## GOAL
Quote the records beneath, complete and exact. Leave out images.

(Collected data)
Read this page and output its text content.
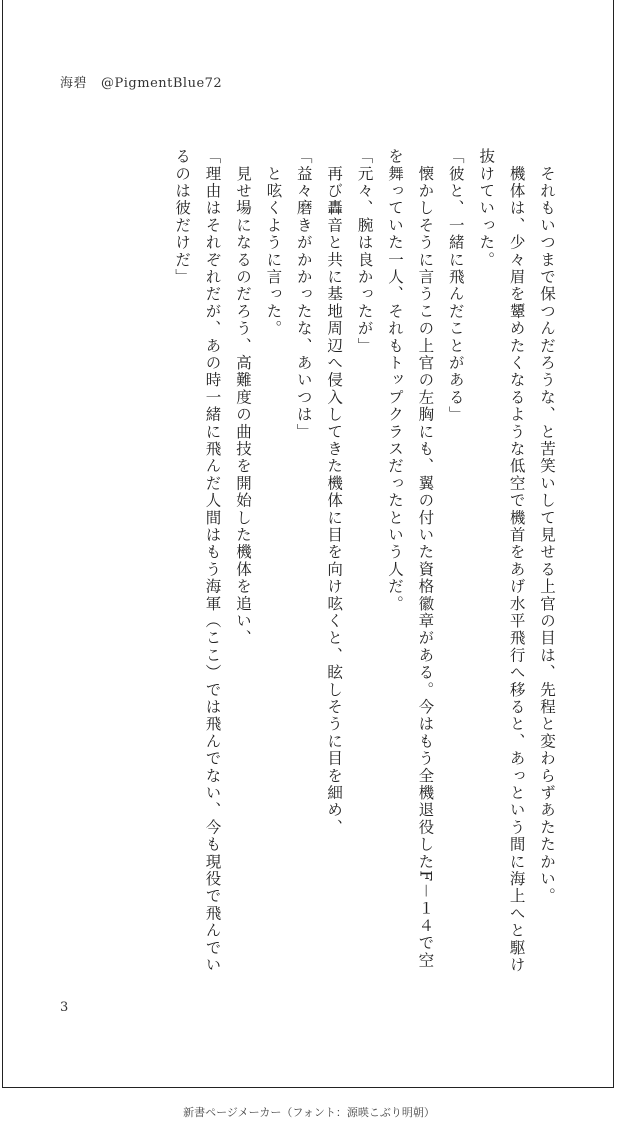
海碧 @PigmentBlue72

　それもいつまで保つんだろうな、と苦笑いして見せる上官の目は、先程と変わらずあたたかい。

　機体は、少々眉を顰めたくなるような低空で機首をあげ水平飛行へ移ると、あっという間に海上へと駆け抜けていった。

「彼と、一緒に飛んだことがある」

　懐かしそうに言うこの上官の左胸にも、翼の付いた資格徽章がある。今はもう全機退役したF－１４で空を舞っていた一人、それもトップクラスだったという人だ。

「元々、腕は良かったが」

　再び轟音と共に基地周辺へ侵入してきた機体に目を向け呟くと、眩しそうに目を細め、

「益々磨きがかかったな、あいつは」

　と呟くように言った。

　見せ場になるのだろう、高難度の曲技を開始した機体を追い、

「理由はそれぞれだが、あの時一緒に飛んだ人間はもう海軍（ここ）では飛んでない、今も現役で飛んでいるのは彼だけだ」

3
新書ページメーカー（フォント：源暎こぶり明朝）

## THE OUTPUT
Read this page and output its text content.
海碧 @PigmentBlue72

　それもいつまで保つんだろうな、と苦笑いして見せる上官の目は、先程と変わらずあたたかい。

　機体は、少々眉を顰めたくなるような低空で機首をあげ水平飛行へ移ると、あっという間に海上へと駆け抜けていった。

「彼と、一緒に飛んだことがある」

　懐かしそうに言うこの上官の左胸にも、翼の付いた資格徽章がある。今はもう全機退役したF－１４で空を舞っていた一人、それもトップクラスだったという人だ。

「元々、腕は良かったが」

　再び轟音と共に基地周辺へ侵入してきた機体に目を向け呟くと、眩しそうに目を細め、

「益々磨きがかかったな、あいつは」

　と呟くように言った。

　見せ場になるのだろう、高難度の曲技を開始した機体を追い、

「理由はそれぞれだが、あの時一緒に飛んだ人間はもう海軍（ここ）では飛んでない、今も現役で飛んでいるのは彼だけだ」

3
新書ページメーカー（フォント：源暎こぶり明朝）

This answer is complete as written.